(Your instructions) Each line below either holds the string "values" or doesn't. Count those that do and give only the number.

(Data)

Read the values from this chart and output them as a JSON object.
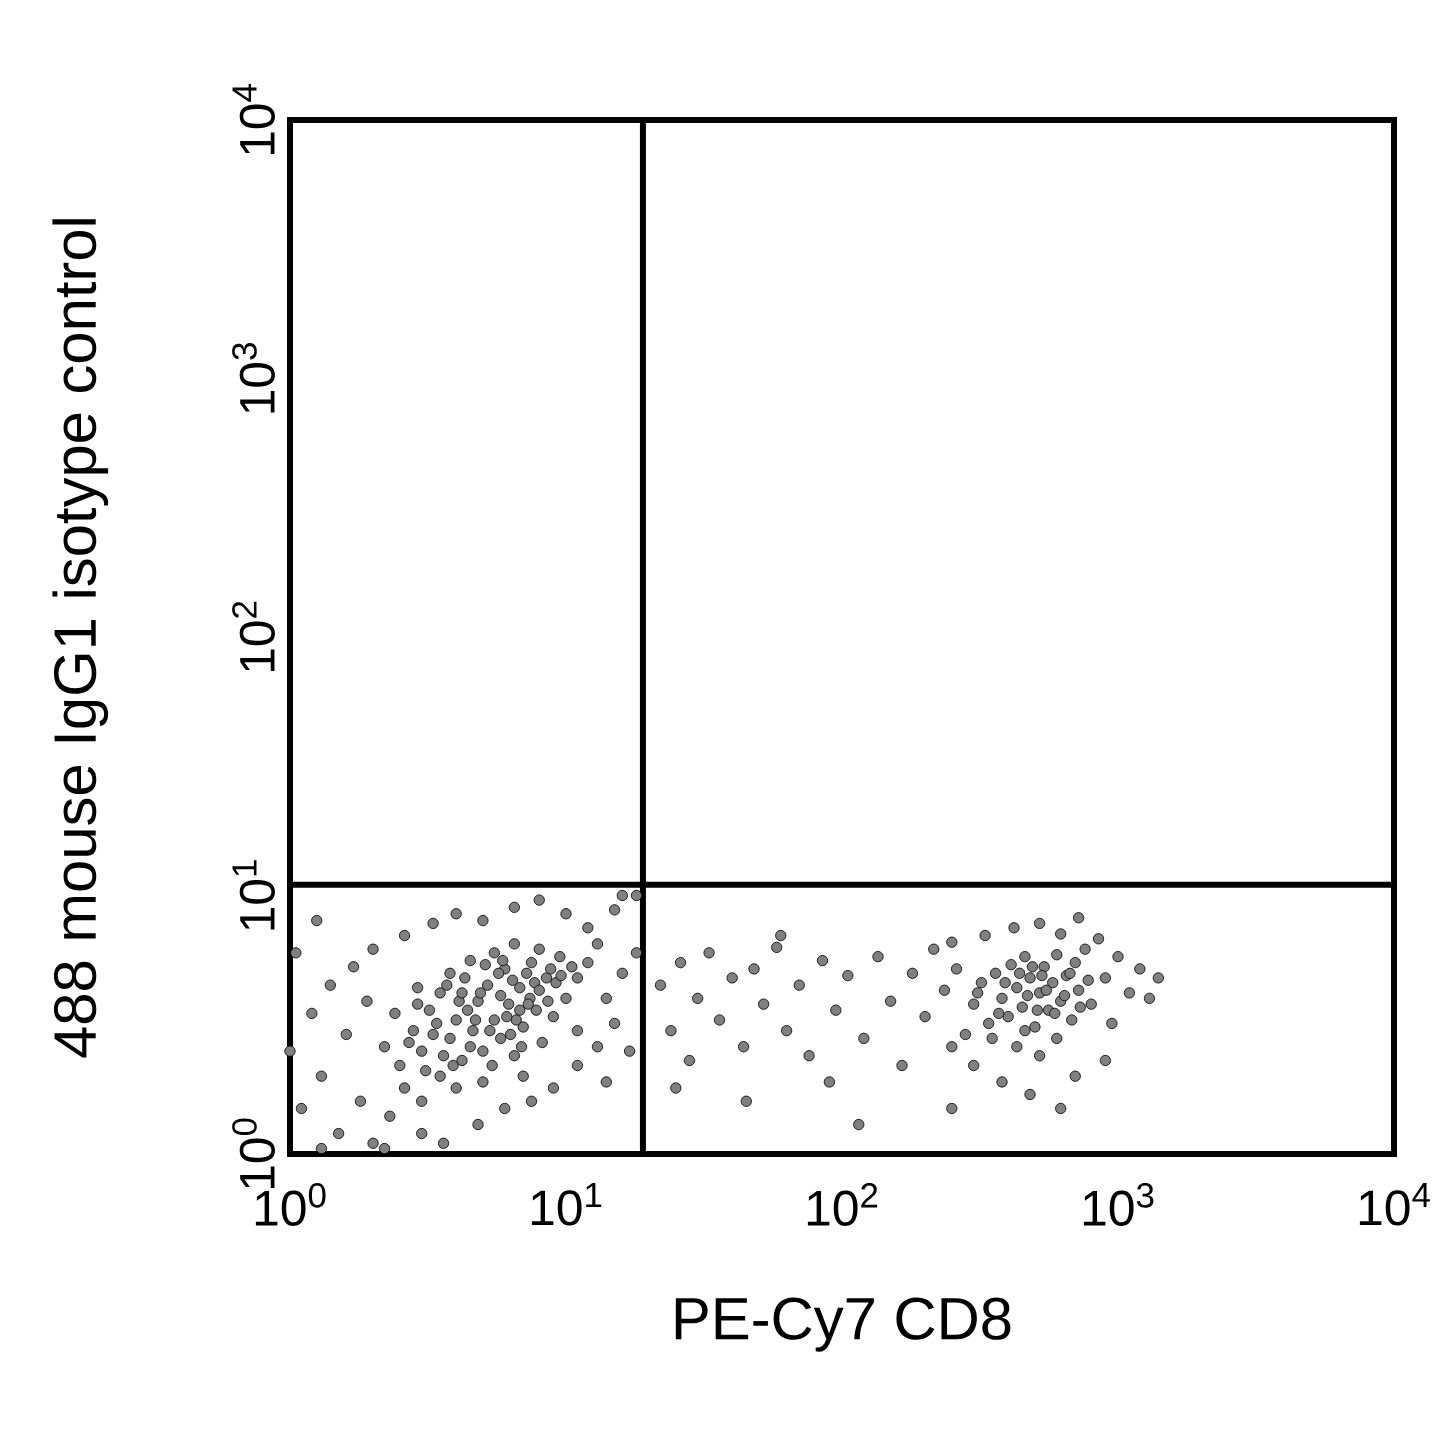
{
  "chart_data": {
    "type": "scatter",
    "xlabel": "PE-Cy7 CD8",
    "ylabel": "488 mouse IgG1 isotype control",
    "log": "xy",
    "xlim": [
      1,
      10000
    ],
    "ylim": [
      1,
      10000
    ],
    "xticks": [
      {
        "value": 1,
        "label": "10$^{0}$"
      },
      {
        "value": 10,
        "label": "10$^{1}$"
      },
      {
        "value": 100,
        "label": "10$^{2}$"
      },
      {
        "value": 1000,
        "label": "10$^{3}$"
      },
      {
        "value": 10000,
        "label": "10$^{4}$"
      }
    ],
    "yticks": [
      {
        "value": 1,
        "label": "10$^{0}$"
      },
      {
        "value": 10,
        "label": "10$^{1}$"
      },
      {
        "value": 100,
        "label": "10$^{2}$"
      },
      {
        "value": 1000,
        "label": "10$^{3}$"
      },
      {
        "value": 10000,
        "label": "10$^{4}$"
      }
    ],
    "marker": "circle",
    "color": "#808080",
    "x": [
      2.5,
      2.8,
      3.0,
      3.2,
      3.5,
      3.5,
      3.8,
      4.0,
      4.2,
      4.3,
      4.6,
      4.8,
      5.0,
      5.2,
      5.5,
      5.8,
      6.0,
      6.2,
      6.5,
      6.8,
      7.0,
      7.5,
      7.8,
      8.2,
      8.5,
      9.0,
      9.5,
      10,
      11,
      11,
      2.2,
      2.6,
      3.0,
      4.0,
      4.5,
      5.5,
      3.8,
      2.4,
      6.5,
      8.0,
      12,
      5.0,
      7.0,
      3.3,
      4.4,
      5.8,
      6.6,
      9.2,
      2.9,
      7.4,
      2.7,
      3.1,
      3.4,
      3.7,
      4.1,
      4.5,
      4.9,
      5.3,
      5.7,
      6.1,
      6.4,
      6.9,
      7.3,
      7.7,
      8.6,
      9.6,
      3.6,
      4.7,
      5.1,
      6.3,
      7.2,
      8.8,
      2.9,
      3.9,
      5.9,
      4.2,
      5.4,
      6.8,
      8.0,
      10.5,
      1.0,
      1.1,
      1.2,
      1.3,
      1.4,
      1.5,
      1.6,
      1.7,
      1.8,
      1.9,
      2.0,
      2.0,
      2.3,
      2.6,
      3.0,
      3.3,
      3.6,
      4.0,
      4.8,
      5.0,
      6.0,
      6.5,
      7.5,
      8.0,
      9.0,
      10,
      11,
      12,
      13,
      13,
      14,
      15,
      15,
      16,
      17,
      18,
      18,
      1.3,
      2.2,
      16,
      14,
      1.05,
      1.25,
      22,
      24,
      26,
      28,
      30,
      33,
      36,
      40,
      44,
      48,
      52,
      58,
      63,
      70,
      76,
      85,
      95,
      105,
      115,
      120,
      135,
      150,
      165,
      180,
      200,
      215,
      235,
      250,
      25,
      45,
      90,
      60,
      300,
      320,
      340,
      360,
      380,
      400,
      410,
      430,
      450,
      460,
      480,
      500,
      520,
      540,
      560,
      580,
      600,
      620,
      650,
      680,
      700,
      720,
      760,
      800,
      350,
      430,
      520,
      600,
      310,
      370,
      390,
      440,
      470,
      490,
      510,
      530,
      550,
      590,
      640,
      670,
      730,
      780,
      460,
      260,
      280,
      250,
      330,
      420,
      520,
      620,
      720,
      850,
      900,
      950,
      1000,
      1100,
      1200,
      1300,
      1400,
      900,
      700,
      480,
      380,
      300,
      620,
      250
    ],
    "values": [
      2.2,
      3.0,
      2.5,
      3.6,
      2.0,
      4.2,
      2.8,
      3.3,
      2.3,
      4.8,
      3.0,
      3.9,
      2.5,
      4.5,
      3.3,
      2.8,
      5.2,
      3.8,
      2.4,
      4.4,
      3.1,
      5.5,
      3.6,
      2.7,
      4.8,
      3.4,
      5.8,
      4.0,
      4.8,
      3.0,
      2.6,
      1.8,
      1.6,
      1.8,
      5.6,
      6.0,
      5.0,
      3.5,
      6.5,
      6.2,
      5.5,
      1.9,
      2.0,
      2.9,
      3.6,
      4.1,
      3.3,
      4.6,
      4.4,
      4.0,
      2.7,
      2.1,
      3.2,
      4.5,
      3.9,
      2.6,
      4.2,
      3.0,
      5.0,
      3.4,
      4.7,
      2.6,
      3.8,
      4.6,
      3.9,
      4.9,
      2.4,
      3.3,
      5.4,
      2.9,
      5.0,
      5.2,
      3.8,
      2.2,
      5.6,
      4.2,
      2.2,
      3.6,
      4.3,
      5.3,
      2.5,
      1.5,
      3.5,
      2.0,
      4.5,
      1.2,
      2.9,
      5.3,
      1.6,
      3.9,
      1.1,
      6.2,
      1.4,
      7.0,
      1.2,
      7.8,
      1.1,
      8.5,
      1.3,
      8.0,
      1.5,
      9.0,
      1.6,
      9.6,
      1.8,
      8.5,
      2.2,
      7.5,
      2.6,
      6.5,
      4.0,
      3.2,
      8.8,
      5.0,
      2.5,
      6.0,
      10,
      1.05,
      1.05,
      10,
      1.9,
      6.0,
      8.0,
      4.5,
      3.0,
      5.5,
      2.3,
      4.0,
      6.0,
      3.3,
      4.8,
      2.6,
      5.2,
      3.8,
      6.3,
      3.0,
      4.5,
      2.4,
      5.6,
      3.6,
      4.9,
      1.3,
      2.8,
      5.8,
      3.9,
      2.2,
      5.0,
      3.4,
      6.2,
      4.3,
      2.6,
      1.8,
      1.6,
      1.9,
      7.0,
      3.8,
      4.6,
      3.2,
      5.0,
      4.0,
      3.4,
      5.4,
      4.4,
      3.7,
      5.8,
      4.8,
      3.1,
      4.2,
      5.3,
      3.6,
      4.6,
      5.9,
      3.9,
      4.9,
      3.3,
      5.5,
      4.3,
      6.2,
      3.8,
      2.8,
      2.6,
      2.4,
      2.8,
      4.2,
      3.5,
      4.6,
      5.0,
      4.1,
      5.3,
      3.6,
      4.9,
      4.3,
      3.5,
      4.1,
      5.0,
      3.7,
      4.7,
      3.0,
      5.2,
      2.9,
      6.6,
      7.0,
      7.5,
      7.8,
      7.1,
      8.2,
      6.8,
      4.8,
      3.2,
      5.8,
      4.2,
      5.2,
      4.0,
      4.8,
      2.3,
      2.0,
      1.7,
      1.9,
      2.2,
      1.5,
      1.5
    ],
    "ref_lines": [
      {
        "axis": "x",
        "value": 19,
        "color": "#000000"
      },
      {
        "axis": "y",
        "value": 11,
        "color": "#000000"
      }
    ]
  }
}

(Answer to the problem) 2